■ Exercise aim
Write out every entry, unchanged. Skip any picture.

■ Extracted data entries
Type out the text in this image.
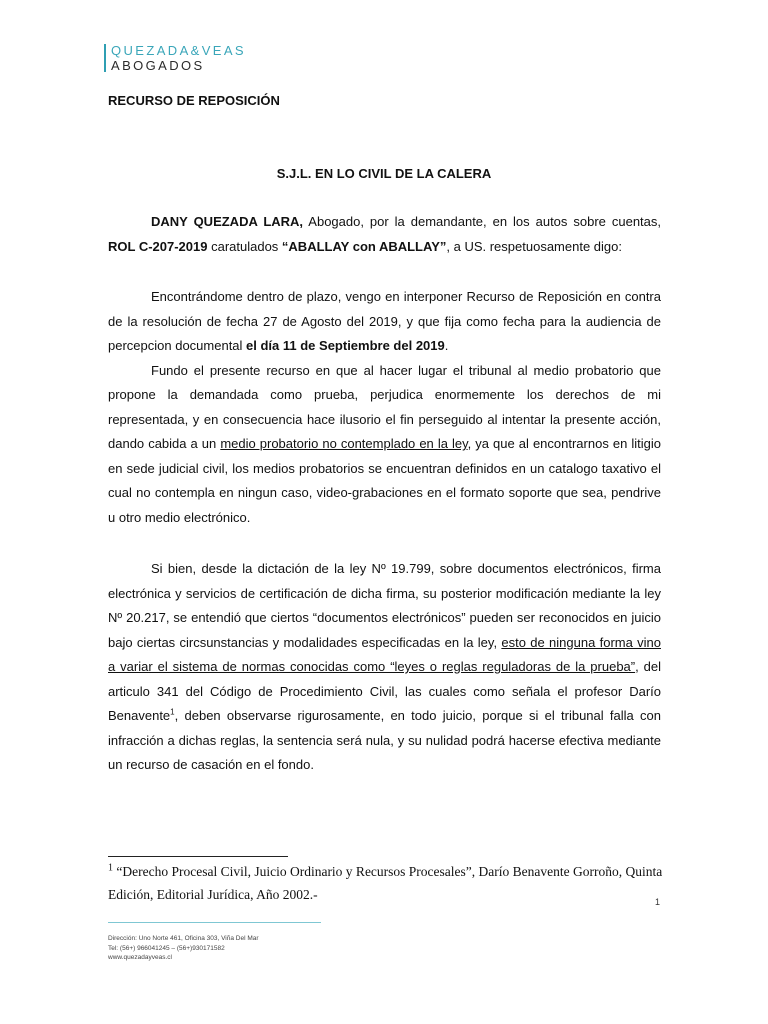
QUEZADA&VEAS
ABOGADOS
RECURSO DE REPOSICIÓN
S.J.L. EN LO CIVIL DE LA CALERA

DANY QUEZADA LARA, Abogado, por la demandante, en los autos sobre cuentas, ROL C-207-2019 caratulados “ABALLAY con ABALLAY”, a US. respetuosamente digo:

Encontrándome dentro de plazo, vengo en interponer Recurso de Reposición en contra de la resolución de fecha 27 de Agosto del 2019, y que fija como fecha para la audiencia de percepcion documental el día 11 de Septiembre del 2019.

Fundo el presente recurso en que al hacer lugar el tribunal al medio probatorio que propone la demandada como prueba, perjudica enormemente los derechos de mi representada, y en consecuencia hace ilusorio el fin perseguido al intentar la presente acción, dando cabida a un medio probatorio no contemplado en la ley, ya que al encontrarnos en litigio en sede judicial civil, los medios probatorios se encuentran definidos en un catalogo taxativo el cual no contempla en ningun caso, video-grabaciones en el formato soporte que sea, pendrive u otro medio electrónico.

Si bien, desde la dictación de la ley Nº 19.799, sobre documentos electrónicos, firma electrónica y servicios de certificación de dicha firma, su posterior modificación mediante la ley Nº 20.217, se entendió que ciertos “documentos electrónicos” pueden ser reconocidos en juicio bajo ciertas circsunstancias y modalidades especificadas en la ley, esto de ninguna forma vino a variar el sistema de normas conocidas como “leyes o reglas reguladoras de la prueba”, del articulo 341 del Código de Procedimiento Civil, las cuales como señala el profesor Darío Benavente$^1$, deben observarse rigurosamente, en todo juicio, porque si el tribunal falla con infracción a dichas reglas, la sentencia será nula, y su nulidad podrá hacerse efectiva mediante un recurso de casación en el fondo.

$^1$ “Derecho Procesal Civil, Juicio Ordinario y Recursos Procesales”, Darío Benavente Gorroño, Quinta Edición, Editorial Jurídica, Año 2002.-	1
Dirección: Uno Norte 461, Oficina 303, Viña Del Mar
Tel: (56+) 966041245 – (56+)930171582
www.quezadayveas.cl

■ Right answer
Type out the text in this image.
QUEZADA&VEAS
ABOGADOS
RECURSO DE REPOSICIÓN
S.J.L. EN LO CIVIL DE LA CALERA

DANY QUEZADA LARA, Abogado, por la demandante, en los autos sobre cuentas, ROL C-207-2019 caratulados “ABALLAY con ABALLAY”, a US. respetuosamente digo:

Encontrándome dentro de plazo, vengo en interponer Recurso de Reposición en contra de la resolución de fecha 27 de Agosto del 2019, y que fija como fecha para la audiencia de percepcion documental el día 11 de Septiembre del 2019.

Fundo el presente recurso en que al hacer lugar el tribunal al medio probatorio que propone la demandada como prueba, perjudica enormemente los derechos de mi representada, y en consecuencia hace ilusorio el fin perseguido al intentar la presente acción, dando cabida a un medio probatorio no contemplado en la ley, ya que al encontrarnos en litigio en sede judicial civil, los medios probatorios se encuentran definidos en un catalogo taxativo el cual no contempla en ningun caso, video-grabaciones en el formato soporte que sea, pendrive u otro medio electrónico.

Si bien, desde la dictación de la ley Nº 19.799, sobre documentos electrónicos, firma electrónica y servicios de certificación de dicha firma, su posterior modificación mediante la ley Nº 20.217, se entendió que ciertos “documentos electrónicos” pueden ser reconocidos en juicio bajo ciertas circsunstancias y modalidades especificadas en la ley, esto de ninguna forma vino a variar el sistema de normas conocidas como “leyes o reglas reguladoras de la prueba”, del articulo 341 del Código de Procedimiento Civil, las cuales como señala el profesor Darío Benavente$^1$, deben observarse rigurosamente, en todo juicio, porque si el tribunal falla con infracción a dichas reglas, la sentencia será nula, y su nulidad podrá hacerse efectiva mediante un recurso de casación en el fondo.

$^1$ “Derecho Procesal Civil, Juicio Ordinario y Recursos Procesales”, Darío Benavente Gorroño, Quinta Edición, Editorial Jurídica, Año 2002.-	1
Dirección: Uno Norte 461, Oficina 303, Viña Del Mar
Tel: (56+) 966041245 – (56+)930171582
www.quezadayveas.cl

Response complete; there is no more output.